→ **GIVEN ENTRIES**
★ ★ ★ ★ ★ ★ ★

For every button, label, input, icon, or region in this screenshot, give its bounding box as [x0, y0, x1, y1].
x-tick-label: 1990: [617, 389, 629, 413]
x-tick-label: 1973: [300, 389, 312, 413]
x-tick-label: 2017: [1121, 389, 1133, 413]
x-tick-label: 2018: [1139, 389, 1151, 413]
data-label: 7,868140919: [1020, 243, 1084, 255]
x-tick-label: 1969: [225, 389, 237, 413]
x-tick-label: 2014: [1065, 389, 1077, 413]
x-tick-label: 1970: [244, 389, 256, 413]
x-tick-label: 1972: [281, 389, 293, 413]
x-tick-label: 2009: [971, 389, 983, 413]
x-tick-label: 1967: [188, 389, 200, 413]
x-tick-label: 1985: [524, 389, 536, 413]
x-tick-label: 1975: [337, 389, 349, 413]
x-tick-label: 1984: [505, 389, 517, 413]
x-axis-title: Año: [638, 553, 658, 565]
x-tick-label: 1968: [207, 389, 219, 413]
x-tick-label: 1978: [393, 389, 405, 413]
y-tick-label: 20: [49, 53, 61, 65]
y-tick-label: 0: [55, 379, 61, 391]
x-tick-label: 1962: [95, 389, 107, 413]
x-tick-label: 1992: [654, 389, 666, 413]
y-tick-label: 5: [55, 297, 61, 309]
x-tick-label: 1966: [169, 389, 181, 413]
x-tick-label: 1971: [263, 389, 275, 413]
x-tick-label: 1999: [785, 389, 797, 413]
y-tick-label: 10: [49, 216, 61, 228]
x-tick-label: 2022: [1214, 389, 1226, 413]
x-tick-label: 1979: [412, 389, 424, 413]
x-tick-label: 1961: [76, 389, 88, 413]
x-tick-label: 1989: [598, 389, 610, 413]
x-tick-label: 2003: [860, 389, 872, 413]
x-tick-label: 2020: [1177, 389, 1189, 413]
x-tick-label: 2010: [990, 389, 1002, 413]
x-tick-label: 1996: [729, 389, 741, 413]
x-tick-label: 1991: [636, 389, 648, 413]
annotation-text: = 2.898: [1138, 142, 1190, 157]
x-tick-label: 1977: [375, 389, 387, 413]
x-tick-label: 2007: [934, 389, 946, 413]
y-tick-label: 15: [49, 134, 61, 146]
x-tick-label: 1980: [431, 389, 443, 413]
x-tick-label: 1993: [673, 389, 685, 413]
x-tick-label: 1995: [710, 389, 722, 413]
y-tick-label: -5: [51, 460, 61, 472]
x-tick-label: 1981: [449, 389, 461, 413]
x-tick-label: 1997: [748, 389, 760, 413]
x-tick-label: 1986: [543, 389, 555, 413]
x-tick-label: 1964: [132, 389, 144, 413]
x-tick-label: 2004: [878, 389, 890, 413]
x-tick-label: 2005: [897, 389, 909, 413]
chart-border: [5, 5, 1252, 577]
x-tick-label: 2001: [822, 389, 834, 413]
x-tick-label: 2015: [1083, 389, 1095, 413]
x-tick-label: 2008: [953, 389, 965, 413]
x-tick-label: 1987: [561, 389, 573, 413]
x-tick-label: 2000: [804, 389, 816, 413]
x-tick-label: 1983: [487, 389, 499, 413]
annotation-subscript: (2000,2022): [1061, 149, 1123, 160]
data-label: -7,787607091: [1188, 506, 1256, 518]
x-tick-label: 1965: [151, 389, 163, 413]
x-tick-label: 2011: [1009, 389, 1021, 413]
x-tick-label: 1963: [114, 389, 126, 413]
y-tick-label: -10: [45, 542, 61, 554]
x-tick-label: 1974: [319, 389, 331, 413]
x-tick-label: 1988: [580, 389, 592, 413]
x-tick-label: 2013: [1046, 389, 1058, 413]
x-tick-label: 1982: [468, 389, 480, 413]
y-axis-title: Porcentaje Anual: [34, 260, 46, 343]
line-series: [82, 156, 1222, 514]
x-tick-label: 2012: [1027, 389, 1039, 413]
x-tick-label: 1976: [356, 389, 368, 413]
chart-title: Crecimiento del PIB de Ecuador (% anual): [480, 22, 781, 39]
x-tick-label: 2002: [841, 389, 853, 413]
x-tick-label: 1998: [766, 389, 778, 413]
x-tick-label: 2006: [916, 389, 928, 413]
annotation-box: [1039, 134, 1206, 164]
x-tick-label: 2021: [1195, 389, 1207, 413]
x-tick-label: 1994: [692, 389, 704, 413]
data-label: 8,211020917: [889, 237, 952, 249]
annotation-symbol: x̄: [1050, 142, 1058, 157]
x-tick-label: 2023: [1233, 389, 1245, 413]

★ ★ ★ ★ ★ ★ ★

Render the rows above, from the first one through the row containing "x-tick-label: 2004: [878, 389, 890, 413]", inclusive, as a numbered list, omitting any blank lines.

→ **ANSWER TO THE EXERCISE**
1. For every button, label, input, icon, or region in this screenshot, give its bounding box as [x0, y0, x1, y1].
2. x-tick-label: 1990: [617, 389, 629, 413]
3. x-tick-label: 1973: [300, 389, 312, 413]
4. x-tick-label: 2017: [1121, 389, 1133, 413]
5. x-tick-label: 2018: [1139, 389, 1151, 413]
6. data-label: 7,868140919: [1020, 243, 1084, 255]
7. x-tick-label: 1969: [225, 389, 237, 413]
8. x-tick-label: 2014: [1065, 389, 1077, 413]
9. x-tick-label: 1970: [244, 389, 256, 413]
10. x-tick-label: 1972: [281, 389, 293, 413]
11. x-tick-label: 2009: [971, 389, 983, 413]
12. x-tick-label: 1967: [188, 389, 200, 413]
13. x-tick-label: 1985: [524, 389, 536, 413]
14. x-tick-label: 1975: [337, 389, 349, 413]
15. x-tick-label: 1984: [505, 389, 517, 413]
16. x-axis-title: Año: [638, 553, 658, 565]
17. x-tick-label: 1968: [207, 389, 219, 413]
18. x-tick-label: 1978: [393, 389, 405, 413]
19. y-tick-label: 20: [49, 53, 61, 65]
20. y-tick-label: 0: [55, 379, 61, 391]
21. x-tick-label: 1962: [95, 389, 107, 413]
22. x-tick-label: 1992: [654, 389, 666, 413]
23. y-tick-label: 5: [55, 297, 61, 309]
24. x-tick-label: 1966: [169, 389, 181, 413]
25. x-tick-label: 1971: [263, 389, 275, 413]
26. x-tick-label: 1999: [785, 389, 797, 413]
27. y-tick-label: 10: [49, 216, 61, 228]
28. x-tick-label: 2022: [1214, 389, 1226, 413]
29. x-tick-label: 1979: [412, 389, 424, 413]
30. x-tick-label: 1961: [76, 389, 88, 413]
31. x-tick-label: 1989: [598, 389, 610, 413]
32. x-tick-label: 2003: [860, 389, 872, 413]
33. x-tick-label: 2020: [1177, 389, 1189, 413]
34. x-tick-label: 2010: [990, 389, 1002, 413]
35. x-tick-label: 1996: [729, 389, 741, 413]
36. x-tick-label: 1991: [636, 389, 648, 413]
37. annotation-text: = 2.898: [1138, 142, 1190, 157]
38. x-tick-label: 1977: [375, 389, 387, 413]
39. x-tick-label: 2007: [934, 389, 946, 413]
40. y-tick-label: 15: [49, 134, 61, 146]
41. x-tick-label: 1980: [431, 389, 443, 413]
42. x-tick-label: 1993: [673, 389, 685, 413]
43. x-tick-label: 1995: [710, 389, 722, 413]
44. y-tick-label: -5: [51, 460, 61, 472]
45. x-tick-label: 1981: [449, 389, 461, 413]
46. x-tick-label: 1997: [748, 389, 760, 413]
47. x-tick-label: 1986: [543, 389, 555, 413]
48. x-tick-label: 1964: [132, 389, 144, 413]
49. x-tick-label: 2004: [878, 389, 890, 413]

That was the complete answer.